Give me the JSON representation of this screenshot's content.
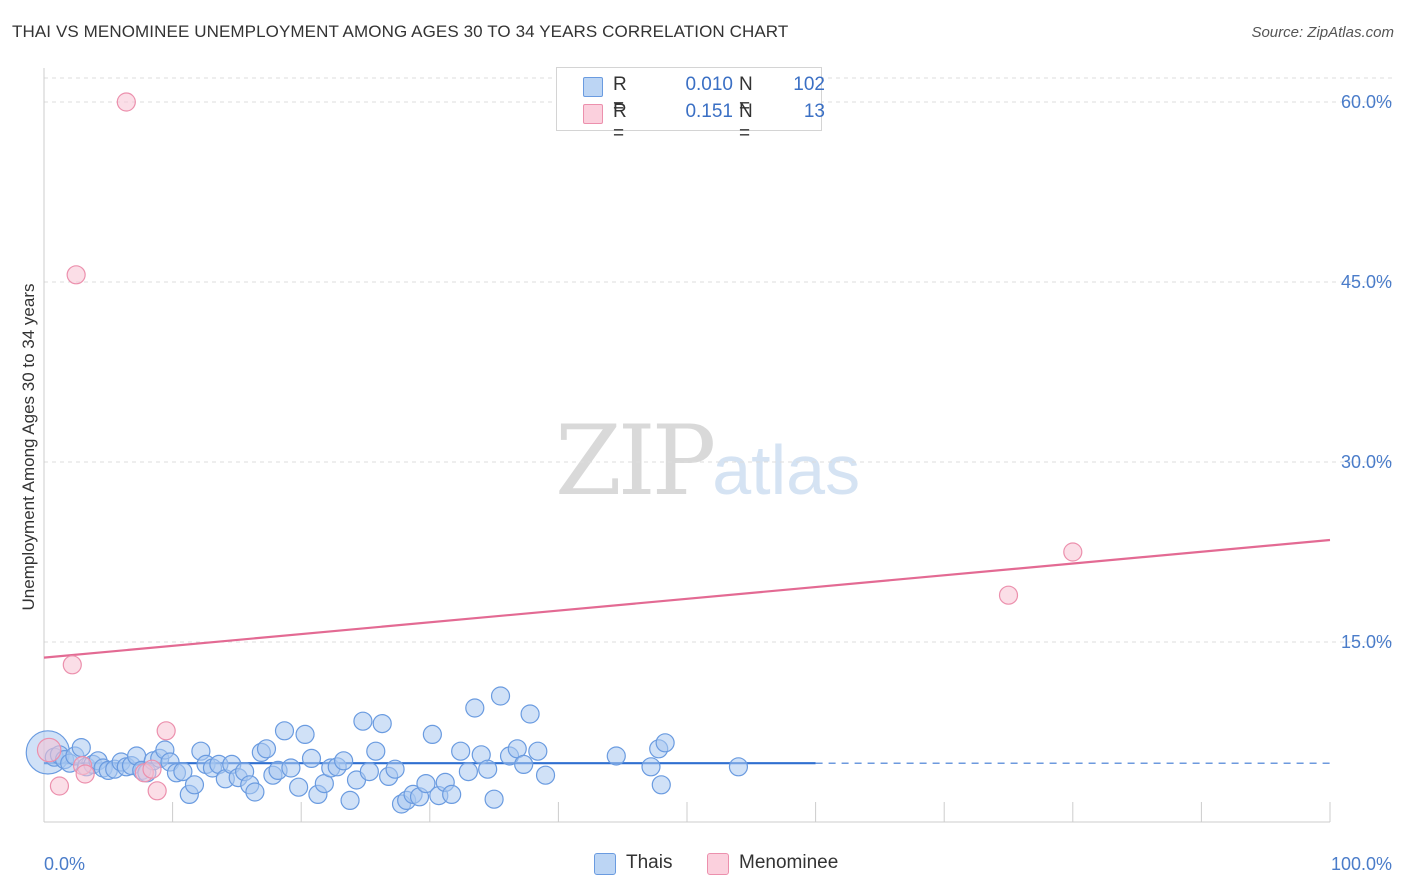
{
  "title": "THAI VS MENOMINEE UNEMPLOYMENT AMONG AGES 30 TO 34 YEARS CORRELATION CHART",
  "source": "Source: ZipAtlas.com",
  "watermark": {
    "zip": "ZIP",
    "atlas": "atlas"
  },
  "legend": {
    "thais": {
      "r_label": "R =",
      "r_value": "0.010",
      "n_label": "N =",
      "n_value": "102"
    },
    "menominee": {
      "r_label": "R =",
      "r_value": "0.151",
      "n_label": "N =",
      "n_value": "13"
    }
  },
  "bottom_legend": {
    "thais": "Thais",
    "menominee": "Menominee"
  },
  "colors": {
    "thais_fill": "#a9c8f0",
    "thais_stroke": "#6a9be0",
    "thais_line": "#2f6fd0",
    "menominee_fill": "#f8c3d3",
    "menominee_stroke": "#ec90ad",
    "menominee_line": "#e36a93",
    "grid": "#dddddd",
    "axis_text": "#4a7cc9"
  },
  "chart_data": {
    "type": "scatter",
    "title": "THAI VS MENOMINEE UNEMPLOYMENT AMONG AGES 30 TO 34 YEARS CORRELATION CHART",
    "xlabel": "",
    "ylabel": "Unemployment Among Ages 30 to 34 years",
    "xlim": [
      0,
      100
    ],
    "ylim": [
      0,
      62.5
    ],
    "x_tick_labels": [
      {
        "value": 0,
        "label": "0.0%"
      },
      {
        "value": 100,
        "label": "100.0%"
      }
    ],
    "y_ticks": [
      {
        "value": 15,
        "label": "15.0%"
      },
      {
        "value": 30,
        "label": "30.0%"
      },
      {
        "value": 45,
        "label": "45.0%"
      },
      {
        "value": 60,
        "label": "60.0%"
      }
    ],
    "series": [
      {
        "name": "Thais",
        "r": 0.01,
        "n": 102,
        "trend": {
          "x0": 0,
          "y0": 4.9,
          "x1": 60,
          "y1": 4.9,
          "dash_to_x": 100
        },
        "points": [
          [
            0.3,
            5.8,
            2.4
          ],
          [
            0.8,
            5.4,
            1
          ],
          [
            1.2,
            5.6,
            1
          ],
          [
            1.6,
            5.2,
            1
          ],
          [
            2.0,
            4.9,
            1
          ],
          [
            2.4,
            5.5,
            1
          ],
          [
            2.9,
            6.2,
            1
          ],
          [
            3.3,
            4.6,
            1
          ],
          [
            3.8,
            4.8,
            1
          ],
          [
            4.2,
            5.1,
            1
          ],
          [
            4.6,
            4.5,
            1
          ],
          [
            5.0,
            4.3,
            1
          ],
          [
            5.5,
            4.4,
            1
          ],
          [
            6.0,
            5.0,
            1
          ],
          [
            6.4,
            4.6,
            1
          ],
          [
            6.8,
            4.7,
            1
          ],
          [
            7.2,
            5.5,
            1
          ],
          [
            7.6,
            4.3,
            1
          ],
          [
            8.0,
            4.1,
            1
          ],
          [
            8.5,
            5.1,
            1
          ],
          [
            9.0,
            5.3,
            1
          ],
          [
            9.4,
            6.0,
            1
          ],
          [
            9.8,
            5.0,
            1
          ],
          [
            10.3,
            4.1,
            1
          ],
          [
            10.8,
            4.2,
            1
          ],
          [
            11.3,
            2.3,
            1
          ],
          [
            11.7,
            3.1,
            1
          ],
          [
            12.2,
            5.9,
            1
          ],
          [
            12.6,
            4.8,
            1
          ],
          [
            13.1,
            4.5,
            1
          ],
          [
            13.6,
            4.8,
            1
          ],
          [
            14.1,
            3.6,
            1
          ],
          [
            14.6,
            4.8,
            1
          ],
          [
            15.1,
            3.7,
            1
          ],
          [
            15.6,
            4.2,
            1
          ],
          [
            16.0,
            3.1,
            1
          ],
          [
            16.4,
            2.5,
            1
          ],
          [
            16.9,
            5.8,
            1
          ],
          [
            17.3,
            6.1,
            1
          ],
          [
            17.8,
            3.9,
            1
          ],
          [
            18.2,
            4.3,
            1
          ],
          [
            18.7,
            7.6,
            1
          ],
          [
            19.2,
            4.5,
            1
          ],
          [
            19.8,
            2.9,
            1
          ],
          [
            20.3,
            7.3,
            1
          ],
          [
            20.8,
            5.3,
            1
          ],
          [
            21.3,
            2.3,
            1
          ],
          [
            21.8,
            3.2,
            1
          ],
          [
            22.3,
            4.5,
            1
          ],
          [
            22.8,
            4.6,
            1
          ],
          [
            23.3,
            5.1,
            1
          ],
          [
            23.8,
            1.8,
            1
          ],
          [
            24.3,
            3.5,
            1
          ],
          [
            24.8,
            8.4,
            1
          ],
          [
            25.3,
            4.2,
            1
          ],
          [
            25.8,
            5.9,
            1
          ],
          [
            26.3,
            8.2,
            1
          ],
          [
            26.8,
            3.8,
            1
          ],
          [
            27.3,
            4.4,
            1
          ],
          [
            27.8,
            1.5,
            1
          ],
          [
            28.2,
            1.8,
            1
          ],
          [
            28.7,
            2.3,
            1
          ],
          [
            29.2,
            2.1,
            1
          ],
          [
            29.7,
            3.2,
            1
          ],
          [
            30.2,
            7.3,
            1
          ],
          [
            30.7,
            2.2,
            1
          ],
          [
            31.2,
            3.3,
            1
          ],
          [
            31.7,
            2.3,
            1
          ],
          [
            32.4,
            5.9,
            1
          ],
          [
            33.0,
            4.2,
            1
          ],
          [
            33.5,
            9.5,
            1
          ],
          [
            34.0,
            5.6,
            1
          ],
          [
            34.5,
            4.4,
            1
          ],
          [
            35.0,
            1.9,
            1
          ],
          [
            35.5,
            10.5,
            1
          ],
          [
            36.2,
            5.5,
            1
          ],
          [
            36.8,
            6.1,
            1
          ],
          [
            37.3,
            4.8,
            1
          ],
          [
            37.8,
            9.0,
            1
          ],
          [
            38.4,
            5.9,
            1
          ],
          [
            39.0,
            3.9,
            1
          ],
          [
            44.5,
            5.5,
            1
          ],
          [
            47.2,
            4.6,
            1
          ],
          [
            47.8,
            6.1,
            1
          ],
          [
            48.3,
            6.6,
            1
          ],
          [
            48.0,
            3.1,
            1
          ],
          [
            54.0,
            4.6,
            1
          ]
        ]
      },
      {
        "name": "Menominee",
        "r": 0.151,
        "n": 13,
        "trend": {
          "x0": 0,
          "y0": 13.7,
          "x1": 100,
          "y1": 23.5
        },
        "points": [
          [
            0.4,
            6.0,
            1.3
          ],
          [
            1.2,
            3.0,
            1
          ],
          [
            2.2,
            13.1,
            1
          ],
          [
            2.5,
            45.6,
            1
          ],
          [
            3.0,
            4.7,
            1
          ],
          [
            3.2,
            4.0,
            1
          ],
          [
            6.4,
            60.0,
            1
          ],
          [
            7.8,
            4.1,
            1
          ],
          [
            8.4,
            4.4,
            1
          ],
          [
            8.8,
            2.6,
            1
          ],
          [
            9.5,
            7.6,
            1
          ],
          [
            75.0,
            18.9,
            1
          ],
          [
            80.0,
            22.5,
            1
          ]
        ]
      }
    ]
  }
}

= = = = = = =

GOAL: Transcribe all of the records above character for character. Exclude the pictures.

RESULT:
Give me the JSON representation of this screenshot's content.
{
  "title": "THAI VS MENOMINEE UNEMPLOYMENT AMONG AGES 30 TO 34 YEARS CORRELATION CHART",
  "source": "Source: ZipAtlas.com",
  "watermark": {
    "zip": "ZIP",
    "atlas": "atlas"
  },
  "legend": {
    "thais": {
      "r_label": "R =",
      "r_value": "0.010",
      "n_label": "N =",
      "n_value": "102"
    },
    "menominee": {
      "r_label": "R =",
      "r_value": "0.151",
      "n_label": "N =",
      "n_value": "13"
    }
  },
  "bottom_legend": {
    "thais": "Thais",
    "menominee": "Menominee"
  },
  "colors": {
    "thais_fill": "#a9c8f0",
    "thais_stroke": "#6a9be0",
    "thais_line": "#2f6fd0",
    "menominee_fill": "#f8c3d3",
    "menominee_stroke": "#ec90ad",
    "menominee_line": "#e36a93",
    "grid": "#dddddd",
    "axis_text": "#4a7cc9"
  },
  "chart_data": {
    "type": "scatter",
    "title": "THAI VS MENOMINEE UNEMPLOYMENT AMONG AGES 30 TO 34 YEARS CORRELATION CHART",
    "xlabel": "",
    "ylabel": "Unemployment Among Ages 30 to 34 years",
    "xlim": [
      0,
      100
    ],
    "ylim": [
      0,
      62.5
    ],
    "x_tick_labels": [
      {
        "value": 0,
        "label": "0.0%"
      },
      {
        "value": 100,
        "label": "100.0%"
      }
    ],
    "y_ticks": [
      {
        "value": 15,
        "label": "15.0%"
      },
      {
        "value": 30,
        "label": "30.0%"
      },
      {
        "value": 45,
        "label": "45.0%"
      },
      {
        "value": 60,
        "label": "60.0%"
      }
    ],
    "series": [
      {
        "name": "Thais",
        "r": 0.01,
        "n": 102,
        "trend": {
          "x0": 0,
          "y0": 4.9,
          "x1": 60,
          "y1": 4.9,
          "dash_to_x": 100
        },
        "points": [
          [
            0.3,
            5.8,
            2.4
          ],
          [
            0.8,
            5.4,
            1
          ],
          [
            1.2,
            5.6,
            1
          ],
          [
            1.6,
            5.2,
            1
          ],
          [
            2.0,
            4.9,
            1
          ],
          [
            2.4,
            5.5,
            1
          ],
          [
            2.9,
            6.2,
            1
          ],
          [
            3.3,
            4.6,
            1
          ],
          [
            3.8,
            4.8,
            1
          ],
          [
            4.2,
            5.1,
            1
          ],
          [
            4.6,
            4.5,
            1
          ],
          [
            5.0,
            4.3,
            1
          ],
          [
            5.5,
            4.4,
            1
          ],
          [
            6.0,
            5.0,
            1
          ],
          [
            6.4,
            4.6,
            1
          ],
          [
            6.8,
            4.7,
            1
          ],
          [
            7.2,
            5.5,
            1
          ],
          [
            7.6,
            4.3,
            1
          ],
          [
            8.0,
            4.1,
            1
          ],
          [
            8.5,
            5.1,
            1
          ],
          [
            9.0,
            5.3,
            1
          ],
          [
            9.4,
            6.0,
            1
          ],
          [
            9.8,
            5.0,
            1
          ],
          [
            10.3,
            4.1,
            1
          ],
          [
            10.8,
            4.2,
            1
          ],
          [
            11.3,
            2.3,
            1
          ],
          [
            11.7,
            3.1,
            1
          ],
          [
            12.2,
            5.9,
            1
          ],
          [
            12.6,
            4.8,
            1
          ],
          [
            13.1,
            4.5,
            1
          ],
          [
            13.6,
            4.8,
            1
          ],
          [
            14.1,
            3.6,
            1
          ],
          [
            14.6,
            4.8,
            1
          ],
          [
            15.1,
            3.7,
            1
          ],
          [
            15.6,
            4.2,
            1
          ],
          [
            16.0,
            3.1,
            1
          ],
          [
            16.4,
            2.5,
            1
          ],
          [
            16.9,
            5.8,
            1
          ],
          [
            17.3,
            6.1,
            1
          ],
          [
            17.8,
            3.9,
            1
          ],
          [
            18.2,
            4.3,
            1
          ],
          [
            18.7,
            7.6,
            1
          ],
          [
            19.2,
            4.5,
            1
          ],
          [
            19.8,
            2.9,
            1
          ],
          [
            20.3,
            7.3,
            1
          ],
          [
            20.8,
            5.3,
            1
          ],
          [
            21.3,
            2.3,
            1
          ],
          [
            21.8,
            3.2,
            1
          ],
          [
            22.3,
            4.5,
            1
          ],
          [
            22.8,
            4.6,
            1
          ],
          [
            23.3,
            5.1,
            1
          ],
          [
            23.8,
            1.8,
            1
          ],
          [
            24.3,
            3.5,
            1
          ],
          [
            24.8,
            8.4,
            1
          ],
          [
            25.3,
            4.2,
            1
          ],
          [
            25.8,
            5.9,
            1
          ],
          [
            26.3,
            8.2,
            1
          ],
          [
            26.8,
            3.8,
            1
          ],
          [
            27.3,
            4.4,
            1
          ],
          [
            27.8,
            1.5,
            1
          ],
          [
            28.2,
            1.8,
            1
          ],
          [
            28.7,
            2.3,
            1
          ],
          [
            29.2,
            2.1,
            1
          ],
          [
            29.7,
            3.2,
            1
          ],
          [
            30.2,
            7.3,
            1
          ],
          [
            30.7,
            2.2,
            1
          ],
          [
            31.2,
            3.3,
            1
          ],
          [
            31.7,
            2.3,
            1
          ],
          [
            32.4,
            5.9,
            1
          ],
          [
            33.0,
            4.2,
            1
          ],
          [
            33.5,
            9.5,
            1
          ],
          [
            34.0,
            5.6,
            1
          ],
          [
            34.5,
            4.4,
            1
          ],
          [
            35.0,
            1.9,
            1
          ],
          [
            35.5,
            10.5,
            1
          ],
          [
            36.2,
            5.5,
            1
          ],
          [
            36.8,
            6.1,
            1
          ],
          [
            37.3,
            4.8,
            1
          ],
          [
            37.8,
            9.0,
            1
          ],
          [
            38.4,
            5.9,
            1
          ],
          [
            39.0,
            3.9,
            1
          ],
          [
            44.5,
            5.5,
            1
          ],
          [
            47.2,
            4.6,
            1
          ],
          [
            47.8,
            6.1,
            1
          ],
          [
            48.3,
            6.6,
            1
          ],
          [
            48.0,
            3.1,
            1
          ],
          [
            54.0,
            4.6,
            1
          ]
        ]
      },
      {
        "name": "Menominee",
        "r": 0.151,
        "n": 13,
        "trend": {
          "x0": 0,
          "y0": 13.7,
          "x1": 100,
          "y1": 23.5
        },
        "points": [
          [
            0.4,
            6.0,
            1.3
          ],
          [
            1.2,
            3.0,
            1
          ],
          [
            2.2,
            13.1,
            1
          ],
          [
            2.5,
            45.6,
            1
          ],
          [
            3.0,
            4.7,
            1
          ],
          [
            3.2,
            4.0,
            1
          ],
          [
            6.4,
            60.0,
            1
          ],
          [
            7.8,
            4.1,
            1
          ],
          [
            8.4,
            4.4,
            1
          ],
          [
            8.8,
            2.6,
            1
          ],
          [
            9.5,
            7.6,
            1
          ],
          [
            75.0,
            18.9,
            1
          ],
          [
            80.0,
            22.5,
            1
          ]
        ]
      }
    ]
  }
}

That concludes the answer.